• **GOAL**
Lines that contain "Joyce" are to be counted; give only their number.

• **STORED DATA**
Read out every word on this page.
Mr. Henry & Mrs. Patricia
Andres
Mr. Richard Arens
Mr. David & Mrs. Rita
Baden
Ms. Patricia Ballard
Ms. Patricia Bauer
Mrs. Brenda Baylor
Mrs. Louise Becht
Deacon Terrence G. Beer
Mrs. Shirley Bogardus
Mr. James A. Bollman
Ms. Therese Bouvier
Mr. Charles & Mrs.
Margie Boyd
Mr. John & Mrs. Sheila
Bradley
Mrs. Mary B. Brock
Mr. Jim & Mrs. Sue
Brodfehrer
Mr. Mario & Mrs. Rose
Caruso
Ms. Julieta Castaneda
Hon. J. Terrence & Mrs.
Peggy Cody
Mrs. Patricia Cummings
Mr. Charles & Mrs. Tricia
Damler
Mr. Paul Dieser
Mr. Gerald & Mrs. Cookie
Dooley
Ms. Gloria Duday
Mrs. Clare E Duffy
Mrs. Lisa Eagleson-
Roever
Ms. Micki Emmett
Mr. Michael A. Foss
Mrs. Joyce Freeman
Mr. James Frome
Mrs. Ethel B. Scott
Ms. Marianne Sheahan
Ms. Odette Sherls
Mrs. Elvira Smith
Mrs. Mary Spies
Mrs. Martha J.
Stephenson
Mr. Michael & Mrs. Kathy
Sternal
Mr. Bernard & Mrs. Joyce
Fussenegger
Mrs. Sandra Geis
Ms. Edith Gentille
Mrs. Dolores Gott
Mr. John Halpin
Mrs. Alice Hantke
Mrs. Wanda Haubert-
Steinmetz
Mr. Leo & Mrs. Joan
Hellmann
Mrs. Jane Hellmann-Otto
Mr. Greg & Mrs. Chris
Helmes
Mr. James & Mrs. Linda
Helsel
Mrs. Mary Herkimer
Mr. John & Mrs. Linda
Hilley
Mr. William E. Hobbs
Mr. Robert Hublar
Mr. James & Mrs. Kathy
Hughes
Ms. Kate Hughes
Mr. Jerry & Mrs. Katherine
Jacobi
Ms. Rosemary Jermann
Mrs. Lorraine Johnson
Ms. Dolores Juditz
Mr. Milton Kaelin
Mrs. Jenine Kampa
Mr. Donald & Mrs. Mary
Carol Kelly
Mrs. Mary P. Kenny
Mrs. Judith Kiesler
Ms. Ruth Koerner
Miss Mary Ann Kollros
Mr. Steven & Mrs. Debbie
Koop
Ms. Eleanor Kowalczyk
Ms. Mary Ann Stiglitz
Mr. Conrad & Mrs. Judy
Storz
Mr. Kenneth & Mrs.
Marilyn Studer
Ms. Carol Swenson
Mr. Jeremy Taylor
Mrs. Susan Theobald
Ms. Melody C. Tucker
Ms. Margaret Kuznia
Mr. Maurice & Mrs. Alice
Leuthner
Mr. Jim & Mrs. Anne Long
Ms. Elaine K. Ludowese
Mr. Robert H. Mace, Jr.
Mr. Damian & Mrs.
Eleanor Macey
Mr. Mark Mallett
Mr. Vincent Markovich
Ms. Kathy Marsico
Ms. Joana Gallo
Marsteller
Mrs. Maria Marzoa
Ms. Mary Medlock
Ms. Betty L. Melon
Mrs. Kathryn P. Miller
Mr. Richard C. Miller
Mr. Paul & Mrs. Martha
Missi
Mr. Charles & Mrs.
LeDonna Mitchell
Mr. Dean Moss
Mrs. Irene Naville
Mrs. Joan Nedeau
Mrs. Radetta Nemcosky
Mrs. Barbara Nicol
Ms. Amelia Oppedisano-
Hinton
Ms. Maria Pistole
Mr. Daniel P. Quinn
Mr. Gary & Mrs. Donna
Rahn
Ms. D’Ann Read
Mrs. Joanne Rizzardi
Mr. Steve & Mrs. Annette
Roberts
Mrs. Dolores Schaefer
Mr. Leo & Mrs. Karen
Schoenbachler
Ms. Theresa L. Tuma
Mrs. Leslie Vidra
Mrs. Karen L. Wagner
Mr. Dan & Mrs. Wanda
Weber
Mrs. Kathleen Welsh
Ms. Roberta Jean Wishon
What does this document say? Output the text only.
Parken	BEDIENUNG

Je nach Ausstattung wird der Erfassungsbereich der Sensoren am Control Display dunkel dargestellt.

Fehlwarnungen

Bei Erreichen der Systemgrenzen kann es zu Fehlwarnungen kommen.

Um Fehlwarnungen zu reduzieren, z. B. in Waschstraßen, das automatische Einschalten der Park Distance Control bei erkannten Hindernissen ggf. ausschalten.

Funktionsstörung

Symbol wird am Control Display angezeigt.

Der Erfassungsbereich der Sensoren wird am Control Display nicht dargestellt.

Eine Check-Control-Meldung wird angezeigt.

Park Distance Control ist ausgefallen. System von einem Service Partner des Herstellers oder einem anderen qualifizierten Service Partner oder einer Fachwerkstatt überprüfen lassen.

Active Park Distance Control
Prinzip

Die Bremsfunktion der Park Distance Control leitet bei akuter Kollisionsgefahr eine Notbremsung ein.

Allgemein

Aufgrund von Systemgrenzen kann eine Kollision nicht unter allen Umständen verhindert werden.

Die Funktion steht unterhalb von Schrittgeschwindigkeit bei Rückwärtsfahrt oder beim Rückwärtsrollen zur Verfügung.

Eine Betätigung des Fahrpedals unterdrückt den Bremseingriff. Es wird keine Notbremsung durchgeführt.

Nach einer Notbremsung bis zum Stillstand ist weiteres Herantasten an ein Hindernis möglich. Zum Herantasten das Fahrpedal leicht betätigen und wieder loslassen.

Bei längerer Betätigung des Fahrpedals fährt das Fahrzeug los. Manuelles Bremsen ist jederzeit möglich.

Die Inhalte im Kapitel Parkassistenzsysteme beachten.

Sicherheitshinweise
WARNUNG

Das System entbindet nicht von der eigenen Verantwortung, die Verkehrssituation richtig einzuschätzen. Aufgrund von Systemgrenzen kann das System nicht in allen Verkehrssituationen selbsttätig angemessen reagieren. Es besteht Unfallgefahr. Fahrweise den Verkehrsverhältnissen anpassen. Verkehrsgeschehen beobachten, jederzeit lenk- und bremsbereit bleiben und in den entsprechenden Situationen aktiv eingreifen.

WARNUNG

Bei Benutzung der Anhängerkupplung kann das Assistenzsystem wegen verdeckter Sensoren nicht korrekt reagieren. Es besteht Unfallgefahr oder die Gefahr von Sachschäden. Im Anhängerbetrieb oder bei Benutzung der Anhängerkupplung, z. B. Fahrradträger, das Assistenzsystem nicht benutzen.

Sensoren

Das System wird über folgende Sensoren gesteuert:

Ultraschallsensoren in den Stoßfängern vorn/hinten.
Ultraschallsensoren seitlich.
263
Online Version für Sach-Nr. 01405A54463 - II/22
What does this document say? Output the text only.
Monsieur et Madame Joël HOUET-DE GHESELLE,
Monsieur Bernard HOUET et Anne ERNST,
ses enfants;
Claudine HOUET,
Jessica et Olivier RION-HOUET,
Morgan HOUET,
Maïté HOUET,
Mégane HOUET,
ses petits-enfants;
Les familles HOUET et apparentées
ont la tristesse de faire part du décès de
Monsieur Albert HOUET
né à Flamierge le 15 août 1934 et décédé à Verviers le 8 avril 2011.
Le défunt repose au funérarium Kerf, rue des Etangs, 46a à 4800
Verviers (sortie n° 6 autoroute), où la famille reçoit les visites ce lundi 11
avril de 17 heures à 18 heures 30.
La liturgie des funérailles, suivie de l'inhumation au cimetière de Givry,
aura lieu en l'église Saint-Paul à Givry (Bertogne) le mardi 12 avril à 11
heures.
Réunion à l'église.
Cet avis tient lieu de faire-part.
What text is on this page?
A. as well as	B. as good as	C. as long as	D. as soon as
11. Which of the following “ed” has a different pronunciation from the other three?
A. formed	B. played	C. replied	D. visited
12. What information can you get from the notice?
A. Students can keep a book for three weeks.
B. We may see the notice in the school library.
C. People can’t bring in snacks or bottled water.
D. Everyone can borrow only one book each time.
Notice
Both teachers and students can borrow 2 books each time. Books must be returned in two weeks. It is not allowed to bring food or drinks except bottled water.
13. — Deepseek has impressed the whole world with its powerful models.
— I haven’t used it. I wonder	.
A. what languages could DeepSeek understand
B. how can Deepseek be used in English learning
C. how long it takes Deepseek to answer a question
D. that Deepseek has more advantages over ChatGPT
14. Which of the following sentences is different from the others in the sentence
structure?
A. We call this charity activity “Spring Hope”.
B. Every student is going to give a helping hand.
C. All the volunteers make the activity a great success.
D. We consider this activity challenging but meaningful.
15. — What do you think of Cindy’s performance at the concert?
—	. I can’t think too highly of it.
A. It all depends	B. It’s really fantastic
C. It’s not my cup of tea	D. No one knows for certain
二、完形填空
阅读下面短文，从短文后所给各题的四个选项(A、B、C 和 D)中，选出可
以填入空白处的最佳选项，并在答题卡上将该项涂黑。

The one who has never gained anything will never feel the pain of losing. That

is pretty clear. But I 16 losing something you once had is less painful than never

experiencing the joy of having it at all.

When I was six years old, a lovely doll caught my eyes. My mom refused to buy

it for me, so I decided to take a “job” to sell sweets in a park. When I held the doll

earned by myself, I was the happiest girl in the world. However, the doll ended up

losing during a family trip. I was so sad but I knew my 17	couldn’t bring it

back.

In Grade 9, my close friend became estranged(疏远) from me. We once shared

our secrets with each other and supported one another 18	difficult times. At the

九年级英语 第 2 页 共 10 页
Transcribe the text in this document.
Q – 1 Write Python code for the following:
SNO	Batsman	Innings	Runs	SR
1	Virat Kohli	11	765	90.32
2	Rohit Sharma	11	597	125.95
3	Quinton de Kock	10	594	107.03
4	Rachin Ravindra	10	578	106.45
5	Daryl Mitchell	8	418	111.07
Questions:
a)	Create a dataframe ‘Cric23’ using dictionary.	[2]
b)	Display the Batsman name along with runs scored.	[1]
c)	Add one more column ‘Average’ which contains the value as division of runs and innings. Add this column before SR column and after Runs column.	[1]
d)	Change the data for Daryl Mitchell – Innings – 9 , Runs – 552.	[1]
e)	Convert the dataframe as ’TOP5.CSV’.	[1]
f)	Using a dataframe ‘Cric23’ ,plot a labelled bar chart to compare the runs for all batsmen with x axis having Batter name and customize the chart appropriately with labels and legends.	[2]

• **WRITTEN RESPONSE**
2